• Stated exercise:
Below are records; state how many of their lines hold the word "structured", and give only the figure.

......

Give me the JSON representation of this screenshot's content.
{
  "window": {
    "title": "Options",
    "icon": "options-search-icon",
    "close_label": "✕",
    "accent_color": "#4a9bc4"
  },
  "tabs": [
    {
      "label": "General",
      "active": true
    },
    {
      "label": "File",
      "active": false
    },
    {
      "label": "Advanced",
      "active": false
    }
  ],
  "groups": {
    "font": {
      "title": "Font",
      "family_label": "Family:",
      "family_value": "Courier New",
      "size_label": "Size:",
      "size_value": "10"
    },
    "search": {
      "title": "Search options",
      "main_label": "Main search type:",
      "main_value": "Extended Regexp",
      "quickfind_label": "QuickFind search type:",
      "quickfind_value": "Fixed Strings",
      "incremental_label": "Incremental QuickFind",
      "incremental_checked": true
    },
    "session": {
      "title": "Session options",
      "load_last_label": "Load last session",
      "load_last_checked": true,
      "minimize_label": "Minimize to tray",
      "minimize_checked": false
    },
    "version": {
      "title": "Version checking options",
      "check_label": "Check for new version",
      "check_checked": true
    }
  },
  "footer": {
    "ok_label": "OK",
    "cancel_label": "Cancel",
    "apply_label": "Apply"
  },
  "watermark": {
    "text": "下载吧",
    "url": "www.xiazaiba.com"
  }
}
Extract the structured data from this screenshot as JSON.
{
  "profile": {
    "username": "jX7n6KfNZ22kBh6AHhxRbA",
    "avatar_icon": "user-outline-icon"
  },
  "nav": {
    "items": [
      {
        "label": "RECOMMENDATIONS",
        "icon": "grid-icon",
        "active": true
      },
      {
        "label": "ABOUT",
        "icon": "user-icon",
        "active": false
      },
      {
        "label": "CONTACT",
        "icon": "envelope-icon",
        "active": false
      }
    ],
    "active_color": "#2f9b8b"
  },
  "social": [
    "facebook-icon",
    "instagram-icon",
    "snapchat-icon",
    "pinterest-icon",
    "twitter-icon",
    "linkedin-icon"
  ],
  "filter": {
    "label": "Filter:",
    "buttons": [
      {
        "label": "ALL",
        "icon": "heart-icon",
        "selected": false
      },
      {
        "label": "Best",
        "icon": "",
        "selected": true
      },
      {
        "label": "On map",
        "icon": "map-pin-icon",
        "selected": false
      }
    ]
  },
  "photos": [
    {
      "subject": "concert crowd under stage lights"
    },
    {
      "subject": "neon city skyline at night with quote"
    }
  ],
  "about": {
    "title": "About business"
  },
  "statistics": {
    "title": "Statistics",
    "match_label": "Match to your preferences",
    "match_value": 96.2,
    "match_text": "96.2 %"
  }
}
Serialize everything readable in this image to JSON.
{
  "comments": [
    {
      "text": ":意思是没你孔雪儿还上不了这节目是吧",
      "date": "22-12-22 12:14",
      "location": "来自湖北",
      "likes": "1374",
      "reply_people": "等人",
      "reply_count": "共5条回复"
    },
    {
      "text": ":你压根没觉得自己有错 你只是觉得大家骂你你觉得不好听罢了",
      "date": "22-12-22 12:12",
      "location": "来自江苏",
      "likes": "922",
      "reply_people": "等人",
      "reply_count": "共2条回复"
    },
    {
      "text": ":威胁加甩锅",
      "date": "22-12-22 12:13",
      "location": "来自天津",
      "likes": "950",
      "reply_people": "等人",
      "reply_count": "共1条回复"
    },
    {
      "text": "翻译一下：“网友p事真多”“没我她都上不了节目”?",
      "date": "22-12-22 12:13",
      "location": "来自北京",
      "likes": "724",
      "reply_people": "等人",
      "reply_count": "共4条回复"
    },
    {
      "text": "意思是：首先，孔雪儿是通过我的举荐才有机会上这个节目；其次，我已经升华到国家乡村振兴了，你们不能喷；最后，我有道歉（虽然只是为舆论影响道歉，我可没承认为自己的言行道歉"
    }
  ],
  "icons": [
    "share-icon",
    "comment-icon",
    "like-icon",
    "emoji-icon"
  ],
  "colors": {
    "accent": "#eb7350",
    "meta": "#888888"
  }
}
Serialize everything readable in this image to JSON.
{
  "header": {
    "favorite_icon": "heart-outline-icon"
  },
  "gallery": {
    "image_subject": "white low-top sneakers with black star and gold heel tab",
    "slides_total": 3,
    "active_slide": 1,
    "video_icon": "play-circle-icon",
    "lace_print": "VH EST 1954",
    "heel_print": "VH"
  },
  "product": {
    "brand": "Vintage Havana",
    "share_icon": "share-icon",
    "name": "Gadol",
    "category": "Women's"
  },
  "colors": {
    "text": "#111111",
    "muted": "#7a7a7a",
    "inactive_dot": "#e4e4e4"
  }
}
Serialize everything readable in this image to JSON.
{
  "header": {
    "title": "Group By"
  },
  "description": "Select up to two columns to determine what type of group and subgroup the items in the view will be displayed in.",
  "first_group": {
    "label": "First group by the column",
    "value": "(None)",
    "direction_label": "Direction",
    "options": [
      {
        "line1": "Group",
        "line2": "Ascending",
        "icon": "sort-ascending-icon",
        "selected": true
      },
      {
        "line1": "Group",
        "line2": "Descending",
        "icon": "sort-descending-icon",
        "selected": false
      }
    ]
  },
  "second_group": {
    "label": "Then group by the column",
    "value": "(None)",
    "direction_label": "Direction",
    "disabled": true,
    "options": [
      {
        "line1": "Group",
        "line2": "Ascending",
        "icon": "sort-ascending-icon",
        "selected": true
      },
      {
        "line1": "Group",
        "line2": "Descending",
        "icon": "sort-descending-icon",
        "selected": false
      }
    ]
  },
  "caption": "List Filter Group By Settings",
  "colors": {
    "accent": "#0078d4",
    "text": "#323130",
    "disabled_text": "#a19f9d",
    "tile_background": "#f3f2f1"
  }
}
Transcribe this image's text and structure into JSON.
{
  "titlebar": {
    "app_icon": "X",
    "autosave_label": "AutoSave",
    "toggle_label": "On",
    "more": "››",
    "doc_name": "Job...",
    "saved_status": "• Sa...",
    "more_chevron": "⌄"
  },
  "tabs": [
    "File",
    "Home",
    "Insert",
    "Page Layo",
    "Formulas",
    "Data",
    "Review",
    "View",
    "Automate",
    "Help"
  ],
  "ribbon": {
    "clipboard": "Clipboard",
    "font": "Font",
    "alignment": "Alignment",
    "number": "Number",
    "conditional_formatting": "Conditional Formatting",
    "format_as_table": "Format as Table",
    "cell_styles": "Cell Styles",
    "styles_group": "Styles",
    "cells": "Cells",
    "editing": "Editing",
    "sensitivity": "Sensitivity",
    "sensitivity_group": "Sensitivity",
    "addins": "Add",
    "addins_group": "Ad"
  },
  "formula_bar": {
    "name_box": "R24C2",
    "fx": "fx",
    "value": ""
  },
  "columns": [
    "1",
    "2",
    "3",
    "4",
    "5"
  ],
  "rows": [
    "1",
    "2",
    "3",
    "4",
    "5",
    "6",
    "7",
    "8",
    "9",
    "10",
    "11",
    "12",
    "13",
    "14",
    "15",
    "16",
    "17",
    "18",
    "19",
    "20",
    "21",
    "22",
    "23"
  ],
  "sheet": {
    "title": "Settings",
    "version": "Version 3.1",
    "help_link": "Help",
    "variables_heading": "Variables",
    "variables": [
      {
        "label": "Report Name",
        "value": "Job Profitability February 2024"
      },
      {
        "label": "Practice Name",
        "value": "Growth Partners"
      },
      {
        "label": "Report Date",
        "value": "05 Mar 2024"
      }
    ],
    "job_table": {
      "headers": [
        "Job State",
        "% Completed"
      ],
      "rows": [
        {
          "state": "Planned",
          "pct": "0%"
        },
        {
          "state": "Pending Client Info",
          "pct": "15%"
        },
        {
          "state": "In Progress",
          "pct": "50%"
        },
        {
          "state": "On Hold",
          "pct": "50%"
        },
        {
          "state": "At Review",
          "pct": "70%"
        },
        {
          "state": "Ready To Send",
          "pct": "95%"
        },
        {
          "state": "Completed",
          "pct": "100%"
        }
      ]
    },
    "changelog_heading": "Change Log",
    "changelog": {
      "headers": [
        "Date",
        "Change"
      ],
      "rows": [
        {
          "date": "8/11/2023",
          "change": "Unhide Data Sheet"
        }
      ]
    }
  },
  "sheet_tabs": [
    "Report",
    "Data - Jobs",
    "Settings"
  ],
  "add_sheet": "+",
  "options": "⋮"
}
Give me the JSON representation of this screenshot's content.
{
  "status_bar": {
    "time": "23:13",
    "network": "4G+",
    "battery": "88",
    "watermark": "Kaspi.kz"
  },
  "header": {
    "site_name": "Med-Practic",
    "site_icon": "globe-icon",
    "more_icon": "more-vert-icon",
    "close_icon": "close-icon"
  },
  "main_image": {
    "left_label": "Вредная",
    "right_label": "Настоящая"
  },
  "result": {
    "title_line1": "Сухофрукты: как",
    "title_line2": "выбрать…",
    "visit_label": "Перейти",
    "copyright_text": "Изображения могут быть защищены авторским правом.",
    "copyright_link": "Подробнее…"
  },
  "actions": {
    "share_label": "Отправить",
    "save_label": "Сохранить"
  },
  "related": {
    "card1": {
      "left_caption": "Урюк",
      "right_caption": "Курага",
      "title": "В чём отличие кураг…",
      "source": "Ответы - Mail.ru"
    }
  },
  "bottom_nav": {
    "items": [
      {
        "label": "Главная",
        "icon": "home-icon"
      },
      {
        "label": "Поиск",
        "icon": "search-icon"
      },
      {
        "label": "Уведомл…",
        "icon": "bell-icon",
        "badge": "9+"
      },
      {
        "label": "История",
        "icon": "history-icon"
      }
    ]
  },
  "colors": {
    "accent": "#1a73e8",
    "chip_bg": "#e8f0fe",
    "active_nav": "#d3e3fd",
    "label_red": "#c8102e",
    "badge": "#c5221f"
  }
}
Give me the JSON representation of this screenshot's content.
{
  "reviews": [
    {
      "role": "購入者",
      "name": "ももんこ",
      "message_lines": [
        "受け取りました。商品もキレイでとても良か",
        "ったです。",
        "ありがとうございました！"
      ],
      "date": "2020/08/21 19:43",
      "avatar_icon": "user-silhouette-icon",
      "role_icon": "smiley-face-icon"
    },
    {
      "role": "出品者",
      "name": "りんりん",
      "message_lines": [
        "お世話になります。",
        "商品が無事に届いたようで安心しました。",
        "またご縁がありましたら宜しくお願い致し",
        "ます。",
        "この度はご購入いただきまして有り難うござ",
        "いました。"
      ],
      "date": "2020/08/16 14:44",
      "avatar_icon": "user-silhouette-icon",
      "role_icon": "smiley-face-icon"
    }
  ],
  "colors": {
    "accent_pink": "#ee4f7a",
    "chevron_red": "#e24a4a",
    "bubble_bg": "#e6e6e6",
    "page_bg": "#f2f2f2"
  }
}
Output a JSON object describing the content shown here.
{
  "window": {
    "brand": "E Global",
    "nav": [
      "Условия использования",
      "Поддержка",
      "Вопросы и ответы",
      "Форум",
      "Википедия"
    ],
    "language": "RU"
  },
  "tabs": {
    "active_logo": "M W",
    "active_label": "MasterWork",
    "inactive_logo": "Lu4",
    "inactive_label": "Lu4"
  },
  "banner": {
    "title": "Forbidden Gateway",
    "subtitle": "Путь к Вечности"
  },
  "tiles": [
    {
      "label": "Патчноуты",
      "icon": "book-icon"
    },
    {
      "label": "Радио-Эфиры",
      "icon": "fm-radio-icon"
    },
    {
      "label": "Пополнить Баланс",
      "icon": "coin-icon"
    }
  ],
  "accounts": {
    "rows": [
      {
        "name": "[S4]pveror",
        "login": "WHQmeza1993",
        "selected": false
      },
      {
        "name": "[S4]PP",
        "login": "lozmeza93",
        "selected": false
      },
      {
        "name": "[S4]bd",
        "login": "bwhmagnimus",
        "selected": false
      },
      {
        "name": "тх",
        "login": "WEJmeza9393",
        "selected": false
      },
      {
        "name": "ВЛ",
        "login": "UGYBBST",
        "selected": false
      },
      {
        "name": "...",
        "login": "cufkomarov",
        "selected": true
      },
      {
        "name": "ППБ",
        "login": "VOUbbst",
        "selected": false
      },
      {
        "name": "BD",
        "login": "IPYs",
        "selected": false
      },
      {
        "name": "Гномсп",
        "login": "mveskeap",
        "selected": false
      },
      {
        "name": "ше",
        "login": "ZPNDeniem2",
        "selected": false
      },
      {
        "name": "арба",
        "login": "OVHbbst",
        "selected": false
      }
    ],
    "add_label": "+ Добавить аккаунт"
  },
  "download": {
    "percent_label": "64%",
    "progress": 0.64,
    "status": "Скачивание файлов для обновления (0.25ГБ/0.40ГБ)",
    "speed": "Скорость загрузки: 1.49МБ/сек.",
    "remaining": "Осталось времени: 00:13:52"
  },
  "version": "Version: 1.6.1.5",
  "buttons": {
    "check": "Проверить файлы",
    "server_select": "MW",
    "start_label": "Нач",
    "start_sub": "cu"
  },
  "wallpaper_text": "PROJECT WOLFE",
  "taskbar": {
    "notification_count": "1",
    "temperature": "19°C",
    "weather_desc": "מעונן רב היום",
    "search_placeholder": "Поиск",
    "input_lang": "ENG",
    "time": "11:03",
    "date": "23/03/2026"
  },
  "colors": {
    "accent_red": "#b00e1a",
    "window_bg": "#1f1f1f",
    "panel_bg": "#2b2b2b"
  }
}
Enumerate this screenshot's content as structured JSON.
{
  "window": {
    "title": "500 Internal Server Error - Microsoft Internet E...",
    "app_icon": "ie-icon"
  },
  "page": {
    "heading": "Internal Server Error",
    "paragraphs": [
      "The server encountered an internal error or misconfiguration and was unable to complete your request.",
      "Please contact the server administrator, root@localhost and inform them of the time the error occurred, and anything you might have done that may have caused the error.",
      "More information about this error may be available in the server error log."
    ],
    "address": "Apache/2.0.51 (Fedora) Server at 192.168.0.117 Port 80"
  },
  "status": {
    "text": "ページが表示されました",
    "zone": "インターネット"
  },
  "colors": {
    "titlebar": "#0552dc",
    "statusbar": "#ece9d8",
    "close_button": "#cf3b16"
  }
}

......

• Problem solution:
2